IL PURO E L'IMPURO NELL'EBRAISMO
Un decreto, particolarmente criptico, pur se molto studiato, commentato e discusso nell'ebraismo, è quello del rituale di purificazione in caso di contatto con cadavere, detto della "giovenca rossa", precetto che si trova al capitolo 19 del libro dei Numeri, la IV sezione cioè del rotolo della Torah della Tenak o Sacra Srittura ebraica o del Pentateuco della Bibbia cristiana.
Una giovenca rossa, con al massimo un solo pelo di un altro colore, veniva, infatti, bruciata e le ceneri, mescolate con acqua ed altri ingredienti, erano usate per la purificazione rituale.
Tale prescrizione, restata nell'ebraismo tuttora chiusa in un alone di non esauriente comprensibilità, ha destato il mio interesse in quanto nella tradizione ebraica c'è il pensiero che il vero significato sarà rivelato solo nell'era messianica.

Un blocco di dati:
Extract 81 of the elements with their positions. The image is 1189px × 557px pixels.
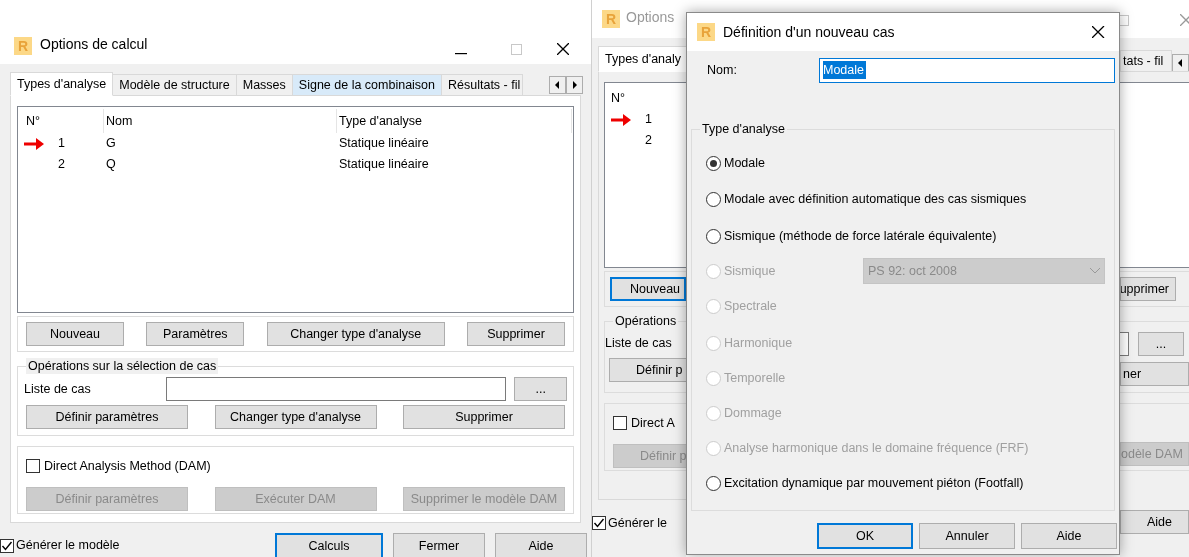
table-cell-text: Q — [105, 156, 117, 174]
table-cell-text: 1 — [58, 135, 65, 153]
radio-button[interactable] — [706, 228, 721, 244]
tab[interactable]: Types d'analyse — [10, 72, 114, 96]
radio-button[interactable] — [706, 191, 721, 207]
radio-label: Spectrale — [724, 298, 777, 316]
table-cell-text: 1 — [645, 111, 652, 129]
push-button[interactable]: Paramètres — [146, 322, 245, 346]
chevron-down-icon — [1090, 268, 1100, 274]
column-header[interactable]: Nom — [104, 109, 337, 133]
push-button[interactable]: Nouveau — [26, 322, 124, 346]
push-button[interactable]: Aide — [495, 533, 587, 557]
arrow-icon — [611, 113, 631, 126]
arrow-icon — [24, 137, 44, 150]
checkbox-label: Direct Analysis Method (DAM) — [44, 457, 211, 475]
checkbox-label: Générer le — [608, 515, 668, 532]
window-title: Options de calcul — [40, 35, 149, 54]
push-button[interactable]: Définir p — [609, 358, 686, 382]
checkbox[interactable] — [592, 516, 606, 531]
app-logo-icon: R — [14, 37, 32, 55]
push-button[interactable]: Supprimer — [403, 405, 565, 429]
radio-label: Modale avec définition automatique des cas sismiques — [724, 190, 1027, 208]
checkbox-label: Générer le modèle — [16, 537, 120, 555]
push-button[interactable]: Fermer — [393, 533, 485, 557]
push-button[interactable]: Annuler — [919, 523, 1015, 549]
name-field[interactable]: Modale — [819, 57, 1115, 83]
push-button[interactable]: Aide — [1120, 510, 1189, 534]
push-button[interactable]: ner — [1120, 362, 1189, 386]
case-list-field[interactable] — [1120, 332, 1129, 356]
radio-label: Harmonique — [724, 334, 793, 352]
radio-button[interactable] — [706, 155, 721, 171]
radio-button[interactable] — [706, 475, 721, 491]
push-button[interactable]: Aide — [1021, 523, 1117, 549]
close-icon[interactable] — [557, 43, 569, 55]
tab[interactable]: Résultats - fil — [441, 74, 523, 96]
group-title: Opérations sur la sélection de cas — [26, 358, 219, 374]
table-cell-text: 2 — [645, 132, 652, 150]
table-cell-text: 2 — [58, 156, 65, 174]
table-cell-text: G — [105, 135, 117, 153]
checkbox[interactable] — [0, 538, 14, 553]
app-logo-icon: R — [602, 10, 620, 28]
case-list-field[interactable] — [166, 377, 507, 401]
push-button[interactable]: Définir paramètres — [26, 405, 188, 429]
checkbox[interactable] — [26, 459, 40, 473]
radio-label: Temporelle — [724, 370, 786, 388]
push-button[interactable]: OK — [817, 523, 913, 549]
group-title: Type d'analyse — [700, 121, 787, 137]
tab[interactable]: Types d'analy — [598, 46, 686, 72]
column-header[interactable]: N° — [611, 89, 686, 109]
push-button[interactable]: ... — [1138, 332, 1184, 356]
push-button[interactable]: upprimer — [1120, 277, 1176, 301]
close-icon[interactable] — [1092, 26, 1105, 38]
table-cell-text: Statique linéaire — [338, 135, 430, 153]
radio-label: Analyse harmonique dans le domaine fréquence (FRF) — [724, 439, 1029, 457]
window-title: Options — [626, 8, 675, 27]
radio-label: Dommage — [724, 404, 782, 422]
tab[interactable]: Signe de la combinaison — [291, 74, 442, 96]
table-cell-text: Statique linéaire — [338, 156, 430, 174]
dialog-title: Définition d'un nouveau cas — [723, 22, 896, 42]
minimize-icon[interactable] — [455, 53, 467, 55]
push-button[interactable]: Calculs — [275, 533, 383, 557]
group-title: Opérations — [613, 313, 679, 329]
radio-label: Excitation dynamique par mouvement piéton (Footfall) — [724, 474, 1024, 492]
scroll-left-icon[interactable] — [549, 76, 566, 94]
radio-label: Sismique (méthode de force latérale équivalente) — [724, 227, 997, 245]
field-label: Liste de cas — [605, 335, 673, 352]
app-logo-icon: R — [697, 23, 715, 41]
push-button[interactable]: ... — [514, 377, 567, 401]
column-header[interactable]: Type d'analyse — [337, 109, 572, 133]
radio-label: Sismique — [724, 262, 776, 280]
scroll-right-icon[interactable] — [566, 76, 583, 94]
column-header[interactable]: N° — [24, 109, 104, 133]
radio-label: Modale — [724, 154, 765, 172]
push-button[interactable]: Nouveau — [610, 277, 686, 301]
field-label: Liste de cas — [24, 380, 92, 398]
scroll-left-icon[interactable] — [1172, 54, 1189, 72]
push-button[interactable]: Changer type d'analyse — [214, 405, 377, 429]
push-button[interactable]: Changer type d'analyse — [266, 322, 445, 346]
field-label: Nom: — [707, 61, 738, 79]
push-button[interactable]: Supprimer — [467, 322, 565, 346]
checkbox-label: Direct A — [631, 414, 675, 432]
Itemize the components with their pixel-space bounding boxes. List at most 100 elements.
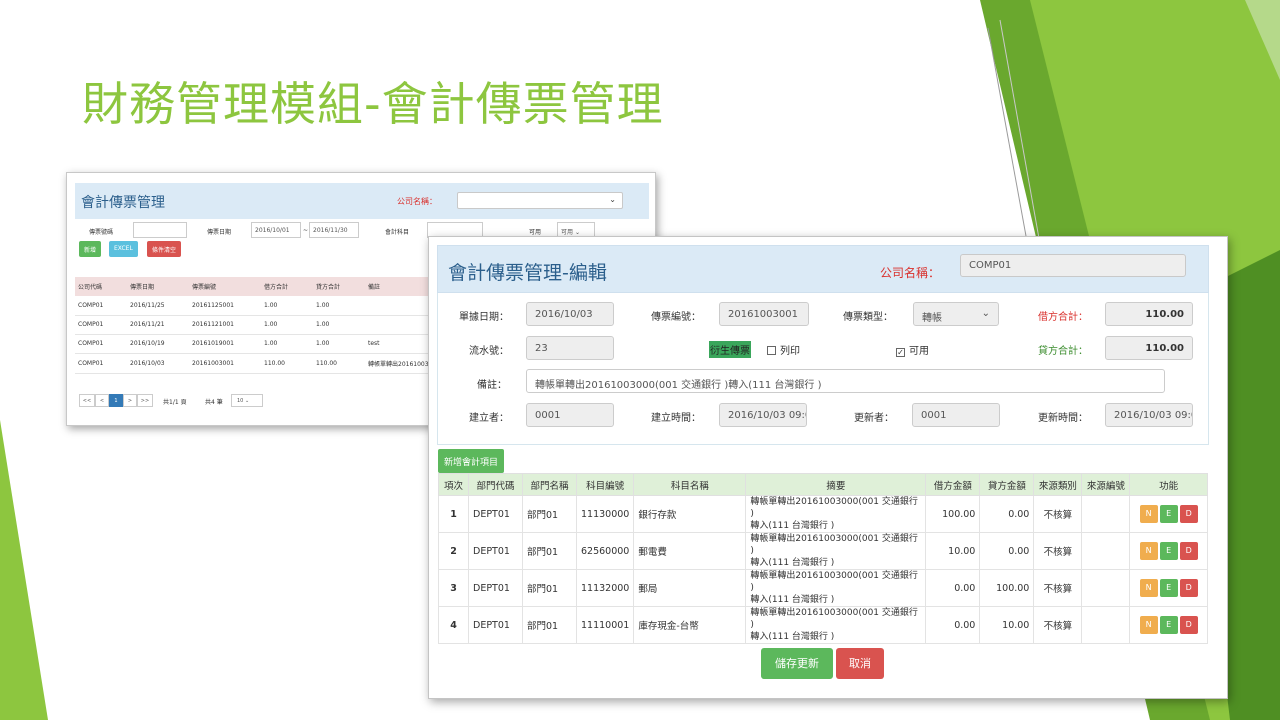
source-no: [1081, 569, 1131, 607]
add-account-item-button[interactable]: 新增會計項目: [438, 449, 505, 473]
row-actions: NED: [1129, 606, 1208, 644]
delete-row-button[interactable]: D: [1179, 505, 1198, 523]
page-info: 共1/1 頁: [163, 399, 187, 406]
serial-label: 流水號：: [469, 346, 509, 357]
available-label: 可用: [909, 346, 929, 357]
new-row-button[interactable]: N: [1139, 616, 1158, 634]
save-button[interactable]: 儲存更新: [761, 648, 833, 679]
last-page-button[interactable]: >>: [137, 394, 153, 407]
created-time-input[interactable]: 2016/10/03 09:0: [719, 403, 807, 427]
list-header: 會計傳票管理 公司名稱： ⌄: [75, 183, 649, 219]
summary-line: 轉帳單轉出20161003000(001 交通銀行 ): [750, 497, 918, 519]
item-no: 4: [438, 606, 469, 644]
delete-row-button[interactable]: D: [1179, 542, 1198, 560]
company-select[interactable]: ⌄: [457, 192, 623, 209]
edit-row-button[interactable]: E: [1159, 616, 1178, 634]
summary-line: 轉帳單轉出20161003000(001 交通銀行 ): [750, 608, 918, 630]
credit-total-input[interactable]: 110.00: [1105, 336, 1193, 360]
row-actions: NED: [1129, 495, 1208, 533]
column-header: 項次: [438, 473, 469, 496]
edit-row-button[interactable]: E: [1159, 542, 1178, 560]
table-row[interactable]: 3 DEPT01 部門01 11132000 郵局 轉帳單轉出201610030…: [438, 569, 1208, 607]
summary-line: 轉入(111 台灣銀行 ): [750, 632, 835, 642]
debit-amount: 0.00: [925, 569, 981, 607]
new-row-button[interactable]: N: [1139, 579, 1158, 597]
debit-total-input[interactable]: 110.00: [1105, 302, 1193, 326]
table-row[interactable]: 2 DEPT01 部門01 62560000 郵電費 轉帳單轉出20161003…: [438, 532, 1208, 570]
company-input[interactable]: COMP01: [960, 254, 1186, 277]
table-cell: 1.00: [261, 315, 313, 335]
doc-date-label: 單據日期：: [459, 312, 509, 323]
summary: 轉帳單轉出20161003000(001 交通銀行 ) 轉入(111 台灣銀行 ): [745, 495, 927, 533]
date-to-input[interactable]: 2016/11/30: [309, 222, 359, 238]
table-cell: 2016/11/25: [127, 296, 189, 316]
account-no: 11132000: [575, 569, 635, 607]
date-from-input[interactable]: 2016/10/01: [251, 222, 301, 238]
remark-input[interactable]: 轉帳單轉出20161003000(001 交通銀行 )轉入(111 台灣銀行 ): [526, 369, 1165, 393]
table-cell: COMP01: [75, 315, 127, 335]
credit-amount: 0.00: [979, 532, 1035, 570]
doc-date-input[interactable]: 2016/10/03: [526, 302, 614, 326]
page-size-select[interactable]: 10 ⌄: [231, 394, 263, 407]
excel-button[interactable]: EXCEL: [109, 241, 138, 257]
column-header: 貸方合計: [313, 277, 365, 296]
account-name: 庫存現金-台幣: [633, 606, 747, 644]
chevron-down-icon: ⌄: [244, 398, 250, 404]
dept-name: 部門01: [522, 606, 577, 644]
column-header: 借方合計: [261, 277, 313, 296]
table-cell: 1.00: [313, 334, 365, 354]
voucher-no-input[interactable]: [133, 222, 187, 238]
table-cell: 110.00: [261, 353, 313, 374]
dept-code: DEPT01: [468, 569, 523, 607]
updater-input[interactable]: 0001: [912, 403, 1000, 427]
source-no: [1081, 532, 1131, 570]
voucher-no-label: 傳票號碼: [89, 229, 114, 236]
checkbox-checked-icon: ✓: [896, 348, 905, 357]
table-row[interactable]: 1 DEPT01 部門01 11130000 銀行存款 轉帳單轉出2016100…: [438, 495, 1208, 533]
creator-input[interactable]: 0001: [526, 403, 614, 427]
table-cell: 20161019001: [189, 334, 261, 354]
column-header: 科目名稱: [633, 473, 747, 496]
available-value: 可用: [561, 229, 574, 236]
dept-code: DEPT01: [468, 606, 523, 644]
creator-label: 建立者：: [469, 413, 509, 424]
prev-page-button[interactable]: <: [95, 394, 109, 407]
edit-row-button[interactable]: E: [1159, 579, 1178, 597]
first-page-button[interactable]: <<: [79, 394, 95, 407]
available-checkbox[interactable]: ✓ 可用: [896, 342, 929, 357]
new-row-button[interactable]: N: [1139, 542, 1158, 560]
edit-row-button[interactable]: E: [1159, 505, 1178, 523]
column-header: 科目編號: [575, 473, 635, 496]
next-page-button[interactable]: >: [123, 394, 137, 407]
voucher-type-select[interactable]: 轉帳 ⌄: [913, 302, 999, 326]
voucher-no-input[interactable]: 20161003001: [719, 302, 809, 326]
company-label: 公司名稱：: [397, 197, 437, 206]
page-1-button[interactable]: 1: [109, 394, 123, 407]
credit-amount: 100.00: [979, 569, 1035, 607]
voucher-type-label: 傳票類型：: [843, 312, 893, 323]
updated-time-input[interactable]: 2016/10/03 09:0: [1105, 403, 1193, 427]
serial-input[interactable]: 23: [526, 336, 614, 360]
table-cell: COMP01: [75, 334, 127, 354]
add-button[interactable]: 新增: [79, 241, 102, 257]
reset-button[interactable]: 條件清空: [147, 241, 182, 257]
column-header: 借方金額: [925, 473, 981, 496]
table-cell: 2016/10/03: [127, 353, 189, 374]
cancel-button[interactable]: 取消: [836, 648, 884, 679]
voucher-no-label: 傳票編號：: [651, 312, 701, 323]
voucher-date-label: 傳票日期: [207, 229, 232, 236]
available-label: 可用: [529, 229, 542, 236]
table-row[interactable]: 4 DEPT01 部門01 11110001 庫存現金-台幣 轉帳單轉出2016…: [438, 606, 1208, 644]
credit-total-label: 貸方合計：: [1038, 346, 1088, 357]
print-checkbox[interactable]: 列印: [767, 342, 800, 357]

Consegne
• A. Elenca le quattro parole con cui il brano, nella frase che segue il titolo, caratterizza il decreto della giovenca rossa.
• B. Rispondi a queste domande sul brano, una per riga:
(i) In quale capitolo del libro dei Numeri si trova il precetto?
(ii) Quanti peli di un altro colore poteva avere al massimo la giovenca?
(iii) Secondo la tradizione ebraica, in quale era sarà rivelato il vero significato della prescrizione?

Le soluzioni
• A. criptico, studiato, commentato, discusso

• B.
(i) Nel capitolo 19.
(ii) Al massimo un solo pelo.
(iii) Nell'era messianica.